→ **What the task asks**:
Read the entries below and pull out each line with the string "icon".

→ **Extracted records**:
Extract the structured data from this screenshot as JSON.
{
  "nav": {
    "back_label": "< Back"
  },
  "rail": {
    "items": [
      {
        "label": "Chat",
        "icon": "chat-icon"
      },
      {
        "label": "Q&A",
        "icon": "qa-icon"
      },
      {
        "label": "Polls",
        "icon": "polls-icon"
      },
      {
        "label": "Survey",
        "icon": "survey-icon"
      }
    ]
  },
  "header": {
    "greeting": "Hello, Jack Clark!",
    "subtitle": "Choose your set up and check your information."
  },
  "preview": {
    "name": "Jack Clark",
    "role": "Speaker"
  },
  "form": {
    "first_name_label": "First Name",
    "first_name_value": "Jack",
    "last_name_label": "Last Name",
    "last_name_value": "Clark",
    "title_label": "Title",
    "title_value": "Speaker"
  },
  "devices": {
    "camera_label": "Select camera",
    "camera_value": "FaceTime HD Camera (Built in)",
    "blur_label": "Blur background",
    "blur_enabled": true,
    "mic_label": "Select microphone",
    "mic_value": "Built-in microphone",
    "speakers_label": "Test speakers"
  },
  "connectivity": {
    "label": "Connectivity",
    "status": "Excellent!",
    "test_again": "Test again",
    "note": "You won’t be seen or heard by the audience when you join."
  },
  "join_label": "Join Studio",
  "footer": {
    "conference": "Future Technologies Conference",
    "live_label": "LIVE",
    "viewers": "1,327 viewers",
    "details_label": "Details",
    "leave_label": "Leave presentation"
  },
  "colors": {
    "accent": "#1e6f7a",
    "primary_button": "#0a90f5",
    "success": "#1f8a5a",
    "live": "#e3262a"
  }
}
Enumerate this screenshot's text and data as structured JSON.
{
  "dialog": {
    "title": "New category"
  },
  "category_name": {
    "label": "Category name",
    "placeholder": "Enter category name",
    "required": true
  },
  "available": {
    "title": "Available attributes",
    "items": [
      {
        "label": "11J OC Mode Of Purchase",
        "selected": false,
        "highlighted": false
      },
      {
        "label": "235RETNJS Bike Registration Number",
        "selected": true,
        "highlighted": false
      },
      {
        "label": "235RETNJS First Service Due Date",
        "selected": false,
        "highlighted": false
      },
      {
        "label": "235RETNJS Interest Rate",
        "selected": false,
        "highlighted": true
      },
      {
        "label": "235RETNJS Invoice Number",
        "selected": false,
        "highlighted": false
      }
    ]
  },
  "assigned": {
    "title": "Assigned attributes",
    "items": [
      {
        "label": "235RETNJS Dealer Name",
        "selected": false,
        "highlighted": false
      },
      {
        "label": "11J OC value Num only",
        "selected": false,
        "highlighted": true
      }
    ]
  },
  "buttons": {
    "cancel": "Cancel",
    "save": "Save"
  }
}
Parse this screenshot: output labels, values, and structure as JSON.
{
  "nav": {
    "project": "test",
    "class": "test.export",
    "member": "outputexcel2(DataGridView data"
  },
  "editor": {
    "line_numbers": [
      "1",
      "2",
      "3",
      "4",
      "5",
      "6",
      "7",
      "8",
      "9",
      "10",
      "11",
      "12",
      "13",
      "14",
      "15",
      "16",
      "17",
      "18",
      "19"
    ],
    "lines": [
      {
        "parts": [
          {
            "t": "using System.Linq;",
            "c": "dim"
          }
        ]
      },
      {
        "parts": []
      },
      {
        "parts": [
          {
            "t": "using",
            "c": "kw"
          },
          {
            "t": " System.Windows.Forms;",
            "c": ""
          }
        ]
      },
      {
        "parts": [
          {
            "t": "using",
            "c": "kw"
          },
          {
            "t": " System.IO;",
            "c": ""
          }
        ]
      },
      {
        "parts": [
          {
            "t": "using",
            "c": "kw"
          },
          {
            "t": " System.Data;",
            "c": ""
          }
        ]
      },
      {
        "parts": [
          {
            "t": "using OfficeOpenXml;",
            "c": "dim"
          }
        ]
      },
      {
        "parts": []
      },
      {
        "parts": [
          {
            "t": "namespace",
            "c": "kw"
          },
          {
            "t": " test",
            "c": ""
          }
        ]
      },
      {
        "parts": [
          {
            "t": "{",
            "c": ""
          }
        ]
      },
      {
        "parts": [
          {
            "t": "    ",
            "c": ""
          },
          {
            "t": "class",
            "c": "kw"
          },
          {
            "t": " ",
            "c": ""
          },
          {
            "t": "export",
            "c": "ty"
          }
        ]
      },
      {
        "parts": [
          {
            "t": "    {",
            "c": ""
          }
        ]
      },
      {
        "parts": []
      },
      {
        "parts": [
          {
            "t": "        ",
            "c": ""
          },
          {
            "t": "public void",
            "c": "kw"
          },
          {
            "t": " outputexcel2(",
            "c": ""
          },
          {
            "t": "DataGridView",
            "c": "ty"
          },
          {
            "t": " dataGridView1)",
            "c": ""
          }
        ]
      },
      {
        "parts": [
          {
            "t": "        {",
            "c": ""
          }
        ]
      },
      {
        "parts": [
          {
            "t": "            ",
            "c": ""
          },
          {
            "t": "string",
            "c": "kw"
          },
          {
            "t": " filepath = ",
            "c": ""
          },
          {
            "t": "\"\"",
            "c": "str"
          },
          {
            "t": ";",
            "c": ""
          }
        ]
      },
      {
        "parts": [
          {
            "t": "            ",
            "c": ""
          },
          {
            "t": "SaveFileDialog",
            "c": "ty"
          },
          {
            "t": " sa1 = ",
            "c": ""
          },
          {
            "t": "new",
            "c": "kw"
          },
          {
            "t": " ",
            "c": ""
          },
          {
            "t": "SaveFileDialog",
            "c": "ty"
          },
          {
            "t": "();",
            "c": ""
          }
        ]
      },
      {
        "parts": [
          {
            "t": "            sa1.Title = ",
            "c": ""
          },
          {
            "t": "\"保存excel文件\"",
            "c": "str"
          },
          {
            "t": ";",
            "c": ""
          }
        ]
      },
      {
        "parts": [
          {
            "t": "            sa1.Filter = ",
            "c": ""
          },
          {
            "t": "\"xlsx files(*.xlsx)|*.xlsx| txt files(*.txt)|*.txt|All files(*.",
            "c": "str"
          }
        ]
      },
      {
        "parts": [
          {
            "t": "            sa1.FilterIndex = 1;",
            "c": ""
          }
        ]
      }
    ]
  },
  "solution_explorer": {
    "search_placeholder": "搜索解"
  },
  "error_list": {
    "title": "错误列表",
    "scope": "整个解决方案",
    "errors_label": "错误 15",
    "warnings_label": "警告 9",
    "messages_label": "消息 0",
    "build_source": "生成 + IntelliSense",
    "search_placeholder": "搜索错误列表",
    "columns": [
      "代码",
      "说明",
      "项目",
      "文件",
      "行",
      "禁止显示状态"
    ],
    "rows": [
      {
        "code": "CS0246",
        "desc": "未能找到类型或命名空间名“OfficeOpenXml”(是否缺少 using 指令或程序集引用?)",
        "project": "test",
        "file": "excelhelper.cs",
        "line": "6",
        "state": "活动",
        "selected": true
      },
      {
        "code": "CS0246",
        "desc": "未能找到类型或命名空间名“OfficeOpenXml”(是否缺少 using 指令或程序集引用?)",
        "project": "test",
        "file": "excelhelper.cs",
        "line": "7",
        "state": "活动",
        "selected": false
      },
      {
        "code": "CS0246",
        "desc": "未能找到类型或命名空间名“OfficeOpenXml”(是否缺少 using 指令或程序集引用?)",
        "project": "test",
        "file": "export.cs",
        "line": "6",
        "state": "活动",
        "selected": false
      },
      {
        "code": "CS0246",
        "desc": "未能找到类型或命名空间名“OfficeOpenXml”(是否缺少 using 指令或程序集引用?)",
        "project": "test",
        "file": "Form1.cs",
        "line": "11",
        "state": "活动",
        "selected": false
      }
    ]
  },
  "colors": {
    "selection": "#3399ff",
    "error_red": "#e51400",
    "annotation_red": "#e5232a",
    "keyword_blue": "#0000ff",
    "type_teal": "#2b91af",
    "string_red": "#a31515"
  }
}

→ **The completed task**:
        "icon": "chat-icon"
        "icon": "qa-icon"
        "icon": "polls-icon"
        "icon": "survey-icon"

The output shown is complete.